• _Task goal_:
Update everything from the line containing "metric-value: 439 <box>310 730 366 767</box>" down to the line containing "forward-icon[interactable] <box>143 1110" by replacing each "metric-label" with "stat-label", and write out those lines in full with nothing else changed.

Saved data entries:
"""
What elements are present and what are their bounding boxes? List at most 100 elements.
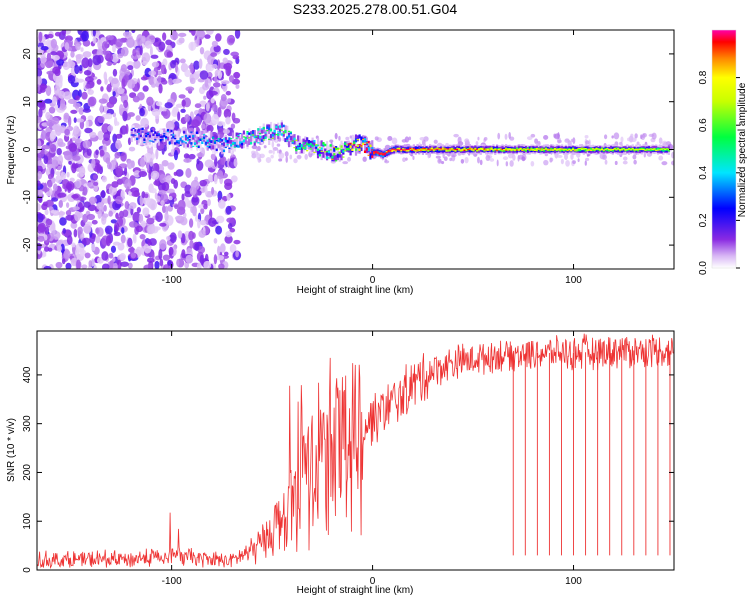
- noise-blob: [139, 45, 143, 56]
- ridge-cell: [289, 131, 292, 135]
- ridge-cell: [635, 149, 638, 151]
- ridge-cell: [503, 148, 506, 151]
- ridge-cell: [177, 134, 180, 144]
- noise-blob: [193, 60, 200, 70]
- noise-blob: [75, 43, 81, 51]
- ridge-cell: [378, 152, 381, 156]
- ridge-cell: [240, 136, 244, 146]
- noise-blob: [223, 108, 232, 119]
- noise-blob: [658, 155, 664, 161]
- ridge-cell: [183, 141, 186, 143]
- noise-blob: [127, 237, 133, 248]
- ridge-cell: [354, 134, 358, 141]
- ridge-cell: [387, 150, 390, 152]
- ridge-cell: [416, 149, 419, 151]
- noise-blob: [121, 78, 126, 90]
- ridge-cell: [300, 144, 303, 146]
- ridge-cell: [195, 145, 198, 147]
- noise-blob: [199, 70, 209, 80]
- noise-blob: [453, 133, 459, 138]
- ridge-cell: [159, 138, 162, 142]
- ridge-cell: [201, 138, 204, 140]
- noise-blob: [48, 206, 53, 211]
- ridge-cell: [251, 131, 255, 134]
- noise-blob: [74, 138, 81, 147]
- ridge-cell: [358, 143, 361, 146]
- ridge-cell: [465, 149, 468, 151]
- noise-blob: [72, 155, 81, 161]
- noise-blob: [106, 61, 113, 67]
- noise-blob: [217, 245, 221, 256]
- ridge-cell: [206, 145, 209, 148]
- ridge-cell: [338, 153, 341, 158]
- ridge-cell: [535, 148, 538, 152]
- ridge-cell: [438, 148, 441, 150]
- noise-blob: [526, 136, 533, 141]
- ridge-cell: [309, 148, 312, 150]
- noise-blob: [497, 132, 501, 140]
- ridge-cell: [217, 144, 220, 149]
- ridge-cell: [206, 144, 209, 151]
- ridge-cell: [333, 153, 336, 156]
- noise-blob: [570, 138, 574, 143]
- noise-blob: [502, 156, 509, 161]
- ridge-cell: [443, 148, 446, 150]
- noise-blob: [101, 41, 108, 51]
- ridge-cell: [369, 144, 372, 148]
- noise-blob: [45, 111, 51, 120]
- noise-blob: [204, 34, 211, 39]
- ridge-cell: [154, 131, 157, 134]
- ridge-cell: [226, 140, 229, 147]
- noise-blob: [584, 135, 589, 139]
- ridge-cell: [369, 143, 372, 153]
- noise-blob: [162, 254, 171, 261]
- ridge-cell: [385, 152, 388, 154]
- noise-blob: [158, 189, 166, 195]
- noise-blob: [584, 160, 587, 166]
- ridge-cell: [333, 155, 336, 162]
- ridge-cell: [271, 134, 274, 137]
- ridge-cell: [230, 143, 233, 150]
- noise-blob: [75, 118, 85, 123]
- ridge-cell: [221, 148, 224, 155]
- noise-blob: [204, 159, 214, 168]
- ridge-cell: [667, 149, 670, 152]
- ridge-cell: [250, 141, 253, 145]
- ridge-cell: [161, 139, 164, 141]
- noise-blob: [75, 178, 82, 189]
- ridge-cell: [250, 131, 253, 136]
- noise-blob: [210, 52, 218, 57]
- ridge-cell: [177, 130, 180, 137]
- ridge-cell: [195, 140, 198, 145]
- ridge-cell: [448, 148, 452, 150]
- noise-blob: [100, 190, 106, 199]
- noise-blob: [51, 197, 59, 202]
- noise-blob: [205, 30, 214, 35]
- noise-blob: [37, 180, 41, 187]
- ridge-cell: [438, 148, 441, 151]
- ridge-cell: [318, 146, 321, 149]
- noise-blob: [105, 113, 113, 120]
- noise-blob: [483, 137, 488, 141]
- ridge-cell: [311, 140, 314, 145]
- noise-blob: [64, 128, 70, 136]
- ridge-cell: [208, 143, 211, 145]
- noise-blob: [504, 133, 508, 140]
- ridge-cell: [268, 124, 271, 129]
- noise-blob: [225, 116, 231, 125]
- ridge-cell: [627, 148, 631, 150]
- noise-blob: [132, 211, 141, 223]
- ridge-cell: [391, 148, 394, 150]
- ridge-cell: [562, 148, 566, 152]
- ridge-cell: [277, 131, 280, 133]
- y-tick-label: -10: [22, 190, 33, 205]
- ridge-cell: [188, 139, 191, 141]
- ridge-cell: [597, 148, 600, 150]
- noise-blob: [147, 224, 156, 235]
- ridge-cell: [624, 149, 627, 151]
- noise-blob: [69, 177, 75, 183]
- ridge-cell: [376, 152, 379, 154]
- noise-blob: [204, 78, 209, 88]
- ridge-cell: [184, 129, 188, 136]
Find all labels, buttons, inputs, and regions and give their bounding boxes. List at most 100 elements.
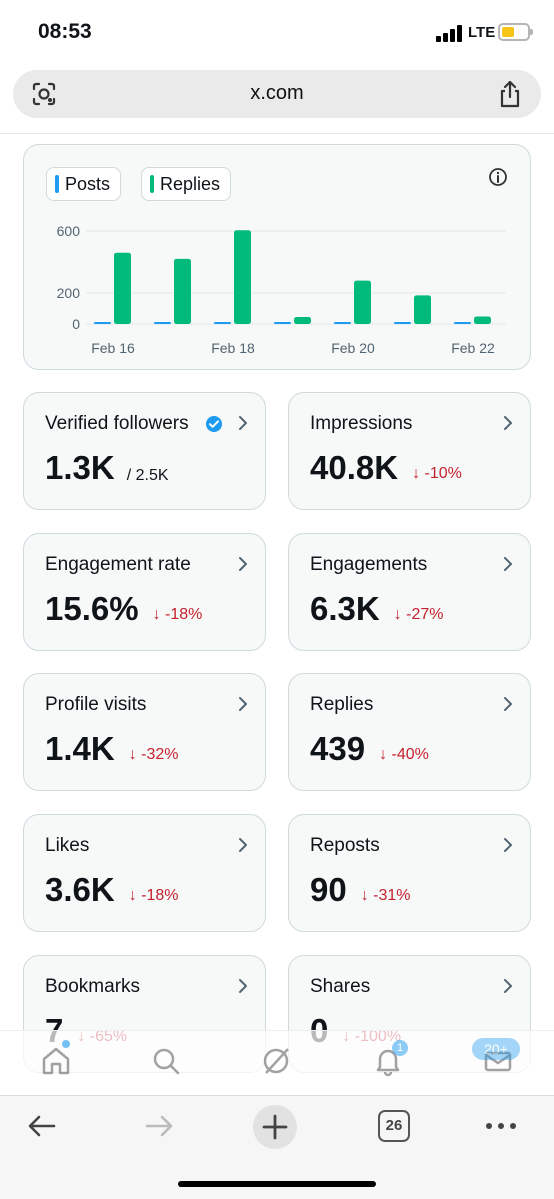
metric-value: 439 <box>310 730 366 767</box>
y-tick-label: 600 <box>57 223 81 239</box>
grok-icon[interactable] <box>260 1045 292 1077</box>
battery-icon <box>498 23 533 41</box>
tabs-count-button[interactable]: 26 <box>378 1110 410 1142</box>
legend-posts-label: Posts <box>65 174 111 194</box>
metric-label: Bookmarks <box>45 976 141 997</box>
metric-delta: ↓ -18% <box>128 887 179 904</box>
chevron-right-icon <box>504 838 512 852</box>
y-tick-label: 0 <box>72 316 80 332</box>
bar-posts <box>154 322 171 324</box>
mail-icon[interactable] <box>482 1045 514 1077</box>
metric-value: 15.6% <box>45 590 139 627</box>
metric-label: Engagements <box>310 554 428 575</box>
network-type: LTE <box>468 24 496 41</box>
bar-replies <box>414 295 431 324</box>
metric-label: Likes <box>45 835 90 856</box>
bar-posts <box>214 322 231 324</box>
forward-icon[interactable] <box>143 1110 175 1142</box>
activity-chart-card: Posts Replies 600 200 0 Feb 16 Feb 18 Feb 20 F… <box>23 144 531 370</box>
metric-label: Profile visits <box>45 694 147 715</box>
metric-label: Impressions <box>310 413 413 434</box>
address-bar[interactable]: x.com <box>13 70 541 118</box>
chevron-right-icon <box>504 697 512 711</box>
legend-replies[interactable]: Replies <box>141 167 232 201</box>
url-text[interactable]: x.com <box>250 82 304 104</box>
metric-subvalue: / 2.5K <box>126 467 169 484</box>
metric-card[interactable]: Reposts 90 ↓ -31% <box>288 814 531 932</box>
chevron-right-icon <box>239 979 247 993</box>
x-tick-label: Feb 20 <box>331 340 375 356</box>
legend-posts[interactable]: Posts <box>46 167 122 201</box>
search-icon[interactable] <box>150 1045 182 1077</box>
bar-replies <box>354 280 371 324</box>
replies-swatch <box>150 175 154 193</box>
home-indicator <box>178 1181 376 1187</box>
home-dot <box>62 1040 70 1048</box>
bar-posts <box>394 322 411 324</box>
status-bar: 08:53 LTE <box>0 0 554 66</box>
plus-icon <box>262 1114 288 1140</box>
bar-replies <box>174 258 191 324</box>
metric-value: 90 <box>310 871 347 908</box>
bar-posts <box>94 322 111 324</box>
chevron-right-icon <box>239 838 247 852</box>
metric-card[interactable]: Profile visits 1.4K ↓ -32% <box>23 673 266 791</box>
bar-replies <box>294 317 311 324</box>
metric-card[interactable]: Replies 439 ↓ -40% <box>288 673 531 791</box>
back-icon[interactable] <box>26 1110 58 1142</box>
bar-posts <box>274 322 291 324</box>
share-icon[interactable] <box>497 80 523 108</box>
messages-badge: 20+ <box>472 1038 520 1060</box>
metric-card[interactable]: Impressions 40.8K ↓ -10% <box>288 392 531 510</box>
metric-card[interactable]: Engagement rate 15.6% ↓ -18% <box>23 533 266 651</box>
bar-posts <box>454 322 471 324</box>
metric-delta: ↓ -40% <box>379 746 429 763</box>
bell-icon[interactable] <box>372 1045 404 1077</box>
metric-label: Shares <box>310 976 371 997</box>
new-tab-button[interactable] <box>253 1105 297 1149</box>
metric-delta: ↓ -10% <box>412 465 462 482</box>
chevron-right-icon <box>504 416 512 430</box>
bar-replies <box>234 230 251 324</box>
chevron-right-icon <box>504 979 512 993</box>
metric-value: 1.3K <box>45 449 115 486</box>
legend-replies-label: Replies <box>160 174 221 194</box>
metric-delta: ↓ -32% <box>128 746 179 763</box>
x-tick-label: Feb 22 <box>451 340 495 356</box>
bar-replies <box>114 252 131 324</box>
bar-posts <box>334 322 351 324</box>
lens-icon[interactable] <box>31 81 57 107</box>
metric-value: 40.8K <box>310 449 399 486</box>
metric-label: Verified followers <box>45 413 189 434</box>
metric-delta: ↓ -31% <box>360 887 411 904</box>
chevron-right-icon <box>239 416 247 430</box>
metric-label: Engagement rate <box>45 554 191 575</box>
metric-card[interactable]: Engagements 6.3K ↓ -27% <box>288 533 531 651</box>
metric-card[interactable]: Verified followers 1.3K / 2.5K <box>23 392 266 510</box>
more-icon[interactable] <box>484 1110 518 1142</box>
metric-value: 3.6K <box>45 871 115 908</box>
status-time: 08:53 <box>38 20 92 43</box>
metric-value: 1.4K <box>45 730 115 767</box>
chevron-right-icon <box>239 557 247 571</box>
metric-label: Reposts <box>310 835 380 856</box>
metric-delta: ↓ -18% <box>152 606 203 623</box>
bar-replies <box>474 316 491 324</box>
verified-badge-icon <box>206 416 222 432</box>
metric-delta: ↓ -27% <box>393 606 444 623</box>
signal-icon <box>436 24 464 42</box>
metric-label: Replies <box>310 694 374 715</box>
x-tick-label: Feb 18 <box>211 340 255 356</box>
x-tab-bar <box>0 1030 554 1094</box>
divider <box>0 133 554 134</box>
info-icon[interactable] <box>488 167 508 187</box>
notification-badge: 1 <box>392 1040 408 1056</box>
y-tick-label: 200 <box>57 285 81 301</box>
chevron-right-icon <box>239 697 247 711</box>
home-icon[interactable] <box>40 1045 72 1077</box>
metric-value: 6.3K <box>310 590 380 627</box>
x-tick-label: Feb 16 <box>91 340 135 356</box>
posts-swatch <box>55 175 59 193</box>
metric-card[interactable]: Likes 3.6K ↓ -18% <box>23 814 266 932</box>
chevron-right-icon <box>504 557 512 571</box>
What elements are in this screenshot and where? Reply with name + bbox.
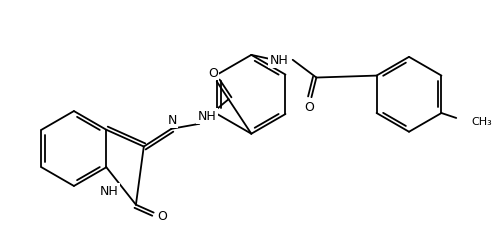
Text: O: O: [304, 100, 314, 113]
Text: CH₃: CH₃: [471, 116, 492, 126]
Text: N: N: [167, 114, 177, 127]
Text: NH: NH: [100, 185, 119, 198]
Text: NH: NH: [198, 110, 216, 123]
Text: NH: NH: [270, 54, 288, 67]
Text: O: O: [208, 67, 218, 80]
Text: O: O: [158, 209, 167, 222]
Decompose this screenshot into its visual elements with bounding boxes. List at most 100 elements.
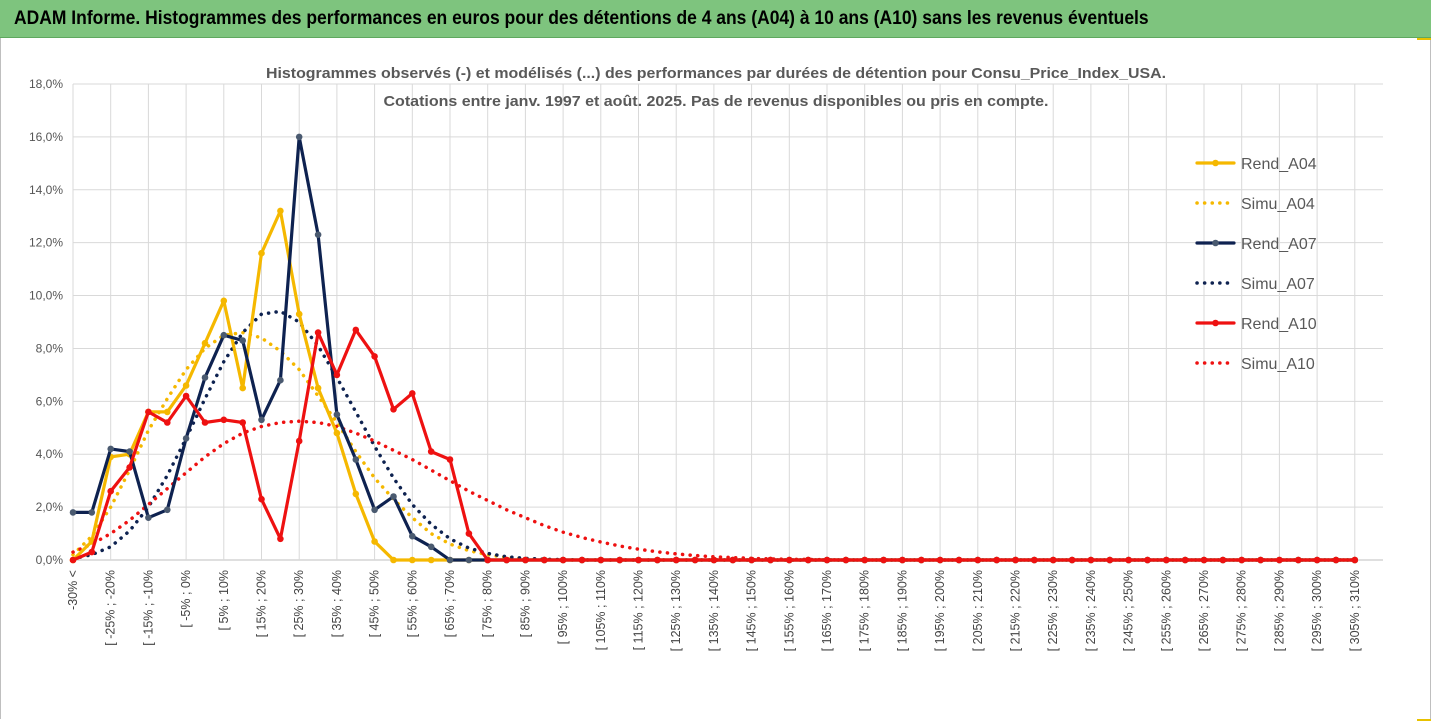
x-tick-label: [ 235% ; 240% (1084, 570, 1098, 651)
"""
• _Correct result_:
metric-value: 439 <box>310 730 366 767</box>
y-tick-label: 600 <box>57 223 81 239</box>
grok-icon[interactable] <box>260 1045 292 1077</box>
battery-icon <box>498 23 533 41</box>
tabs-count-button[interactable]: 26 <box>378 1110 410 1142</box>
legend-posts-label: Posts <box>65 174 111 194</box>
stat-label: Bookmarks <box>45 976 141 997</box>
metric-delta: ↓ -18% <box>128 887 179 904</box>
chevron-right-icon <box>504 838 512 852</box>
y-tick-label: 0 <box>72 316 80 332</box>
bar-posts <box>154 322 171 324</box>
mail-icon[interactable] <box>482 1045 514 1077</box>
metric-value: 15.6% <box>45 590 139 627</box>
stat-label: Engagements <box>310 554 428 575</box>
network-type: LTE <box>468 24 496 41</box>
bar-replies <box>414 295 431 324</box>
stat-label: Likes <box>45 835 90 856</box>
bar-posts <box>214 322 231 324</box>
forward-icon[interactable] <box>143 1110 175 1142</box>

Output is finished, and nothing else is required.